I can fix this for example with

Index: tree-ssa-loop-ivopts.c
===================================================================
--- tree-ssa-loop-ivopts.c      (revision 193887)
+++ tree-ssa-loop-ivopts.c      (working copy)
@@ -982,6 +982,9 @@ determine_biv_step (gimple phi)
   if (!simple_iv (loop, loop, name, &iv, true))
     return NULL_TREE;
 
+  if (!iv.no_overflow)
+    return NULL_TREE;
+
   return integer_zerop (iv.step) ? NULL_TREE : iv.step;
 }
 
but I'm not sure what invariants should hold for BIVs and if the overflow
check should happen in a different place instead.  Zdenek?
Comment 13 rakdver 2012-11-28 16:19:11 UTC
> now, but iv->no_overflow is false (and IVOPTs nowhere uses that flag ...).

▶ DATASET ROWS
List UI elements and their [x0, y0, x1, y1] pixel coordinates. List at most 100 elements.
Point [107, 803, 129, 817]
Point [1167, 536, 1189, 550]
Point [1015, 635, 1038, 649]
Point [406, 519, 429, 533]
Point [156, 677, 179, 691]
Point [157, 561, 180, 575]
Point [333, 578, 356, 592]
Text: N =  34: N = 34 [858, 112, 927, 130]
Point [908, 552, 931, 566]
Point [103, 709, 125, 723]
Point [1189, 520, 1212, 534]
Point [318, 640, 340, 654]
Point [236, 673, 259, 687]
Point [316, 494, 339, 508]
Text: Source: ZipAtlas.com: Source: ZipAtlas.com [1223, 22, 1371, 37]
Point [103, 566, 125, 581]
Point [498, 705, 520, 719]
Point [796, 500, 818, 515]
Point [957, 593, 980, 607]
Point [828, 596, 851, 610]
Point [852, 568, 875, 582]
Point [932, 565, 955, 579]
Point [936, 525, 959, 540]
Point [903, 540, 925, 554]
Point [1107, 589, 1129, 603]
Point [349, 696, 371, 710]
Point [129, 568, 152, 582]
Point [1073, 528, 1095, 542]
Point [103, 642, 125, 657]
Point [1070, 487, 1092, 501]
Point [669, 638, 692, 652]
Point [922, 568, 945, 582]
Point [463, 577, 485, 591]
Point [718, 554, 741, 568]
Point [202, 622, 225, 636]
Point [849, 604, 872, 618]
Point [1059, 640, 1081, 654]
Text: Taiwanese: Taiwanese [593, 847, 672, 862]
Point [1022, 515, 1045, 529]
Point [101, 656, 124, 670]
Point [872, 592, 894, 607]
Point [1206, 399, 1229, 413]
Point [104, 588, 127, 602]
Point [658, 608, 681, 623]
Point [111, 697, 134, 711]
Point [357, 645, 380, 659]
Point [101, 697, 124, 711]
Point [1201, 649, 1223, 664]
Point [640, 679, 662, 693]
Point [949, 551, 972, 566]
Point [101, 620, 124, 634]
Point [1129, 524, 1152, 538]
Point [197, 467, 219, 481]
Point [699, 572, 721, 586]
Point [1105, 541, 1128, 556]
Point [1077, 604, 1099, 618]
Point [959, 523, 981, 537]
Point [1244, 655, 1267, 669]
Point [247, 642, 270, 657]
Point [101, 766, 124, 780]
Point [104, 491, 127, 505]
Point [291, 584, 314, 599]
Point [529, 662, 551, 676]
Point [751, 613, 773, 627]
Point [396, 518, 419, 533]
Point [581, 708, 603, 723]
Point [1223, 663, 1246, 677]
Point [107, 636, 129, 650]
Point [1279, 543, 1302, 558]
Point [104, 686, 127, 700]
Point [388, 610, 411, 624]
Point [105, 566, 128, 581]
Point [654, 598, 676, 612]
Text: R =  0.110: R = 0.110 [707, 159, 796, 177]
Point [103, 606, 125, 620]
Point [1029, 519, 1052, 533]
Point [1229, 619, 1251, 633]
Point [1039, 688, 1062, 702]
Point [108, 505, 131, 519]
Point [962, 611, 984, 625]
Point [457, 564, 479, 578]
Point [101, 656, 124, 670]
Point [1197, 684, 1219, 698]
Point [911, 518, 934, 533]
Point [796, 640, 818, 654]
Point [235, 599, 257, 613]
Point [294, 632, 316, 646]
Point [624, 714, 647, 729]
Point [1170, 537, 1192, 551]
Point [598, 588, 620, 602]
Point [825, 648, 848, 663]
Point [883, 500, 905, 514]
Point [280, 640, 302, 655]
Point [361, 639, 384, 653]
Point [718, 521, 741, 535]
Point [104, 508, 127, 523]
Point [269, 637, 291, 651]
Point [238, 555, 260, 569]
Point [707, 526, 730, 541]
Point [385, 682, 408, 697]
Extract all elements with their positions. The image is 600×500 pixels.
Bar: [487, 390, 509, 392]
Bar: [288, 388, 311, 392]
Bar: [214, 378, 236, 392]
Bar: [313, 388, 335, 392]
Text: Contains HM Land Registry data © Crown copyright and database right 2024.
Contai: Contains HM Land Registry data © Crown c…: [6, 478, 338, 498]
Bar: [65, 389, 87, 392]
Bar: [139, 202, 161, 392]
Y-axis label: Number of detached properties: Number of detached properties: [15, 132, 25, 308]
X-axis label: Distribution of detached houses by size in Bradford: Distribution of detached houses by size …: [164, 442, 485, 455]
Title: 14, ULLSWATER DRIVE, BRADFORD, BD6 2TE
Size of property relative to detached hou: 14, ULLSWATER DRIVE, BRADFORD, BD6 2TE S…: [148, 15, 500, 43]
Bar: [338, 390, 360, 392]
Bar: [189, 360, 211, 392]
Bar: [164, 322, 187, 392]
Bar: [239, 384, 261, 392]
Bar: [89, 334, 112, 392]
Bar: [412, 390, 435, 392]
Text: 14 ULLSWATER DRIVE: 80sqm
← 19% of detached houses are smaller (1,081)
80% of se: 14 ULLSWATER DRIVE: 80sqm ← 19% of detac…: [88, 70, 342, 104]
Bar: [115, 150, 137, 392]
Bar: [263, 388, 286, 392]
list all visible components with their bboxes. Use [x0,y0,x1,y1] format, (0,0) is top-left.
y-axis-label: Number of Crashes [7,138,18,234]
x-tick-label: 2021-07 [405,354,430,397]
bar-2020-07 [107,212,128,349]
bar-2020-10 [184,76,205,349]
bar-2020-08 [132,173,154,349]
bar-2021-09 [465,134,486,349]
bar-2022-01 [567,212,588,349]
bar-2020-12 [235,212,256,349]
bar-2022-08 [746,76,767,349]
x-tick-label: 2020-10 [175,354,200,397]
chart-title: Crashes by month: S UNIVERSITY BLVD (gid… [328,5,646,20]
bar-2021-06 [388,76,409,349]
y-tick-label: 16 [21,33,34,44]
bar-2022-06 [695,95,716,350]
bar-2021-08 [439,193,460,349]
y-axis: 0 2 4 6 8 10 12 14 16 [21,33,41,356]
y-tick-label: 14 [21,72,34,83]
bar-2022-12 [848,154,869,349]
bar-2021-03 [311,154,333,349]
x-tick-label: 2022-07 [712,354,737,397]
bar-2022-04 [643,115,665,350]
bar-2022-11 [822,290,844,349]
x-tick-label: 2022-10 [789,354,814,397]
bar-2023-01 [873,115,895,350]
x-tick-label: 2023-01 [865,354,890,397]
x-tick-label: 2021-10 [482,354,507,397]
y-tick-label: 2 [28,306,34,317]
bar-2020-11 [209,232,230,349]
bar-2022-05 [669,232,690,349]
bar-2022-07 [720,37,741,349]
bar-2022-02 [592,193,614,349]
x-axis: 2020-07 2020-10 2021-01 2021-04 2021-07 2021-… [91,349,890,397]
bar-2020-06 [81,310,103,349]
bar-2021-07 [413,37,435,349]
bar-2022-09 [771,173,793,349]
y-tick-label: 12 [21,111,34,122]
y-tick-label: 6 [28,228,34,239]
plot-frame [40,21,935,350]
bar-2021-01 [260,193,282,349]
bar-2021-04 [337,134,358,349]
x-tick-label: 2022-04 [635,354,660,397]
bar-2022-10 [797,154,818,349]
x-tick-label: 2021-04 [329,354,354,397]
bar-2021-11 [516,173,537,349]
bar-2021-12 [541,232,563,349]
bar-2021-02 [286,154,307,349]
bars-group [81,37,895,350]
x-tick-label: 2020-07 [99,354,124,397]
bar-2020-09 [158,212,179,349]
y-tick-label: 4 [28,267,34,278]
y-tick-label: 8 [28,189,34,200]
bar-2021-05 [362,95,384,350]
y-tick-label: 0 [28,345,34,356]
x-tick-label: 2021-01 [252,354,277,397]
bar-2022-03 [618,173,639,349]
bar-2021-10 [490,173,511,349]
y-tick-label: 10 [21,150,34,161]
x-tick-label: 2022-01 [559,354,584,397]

▶ GIVEN INSTRUCTION A
In the patch discussion, which function does the proposed change modify?
▶ GIVEN INSTRUCTION B
Shorten the paragraph of the patch discussion that begins "but I'm not sure what invariants" into a single brief sentence that keeps its main points.
▶ GIVEN INSTRUCTION C
According to the patch discussion, why is the writer not confident that the proposed change is the right fix?
The data plays no part in this work.

▶ PROBLEM SOLUTION A
determine_biv_step

▶ PROBLEM SOLUTION B
The writer is unsure which invariants BIVs must satisfy and whether the overflow check belongs elsewhere, and asks Zdenek.

▶ PROBLEM SOLUTION C
The writer does not know what invariants should hold for BIVs. The writer is also unsure whether the overflow check should be placed somewhere else.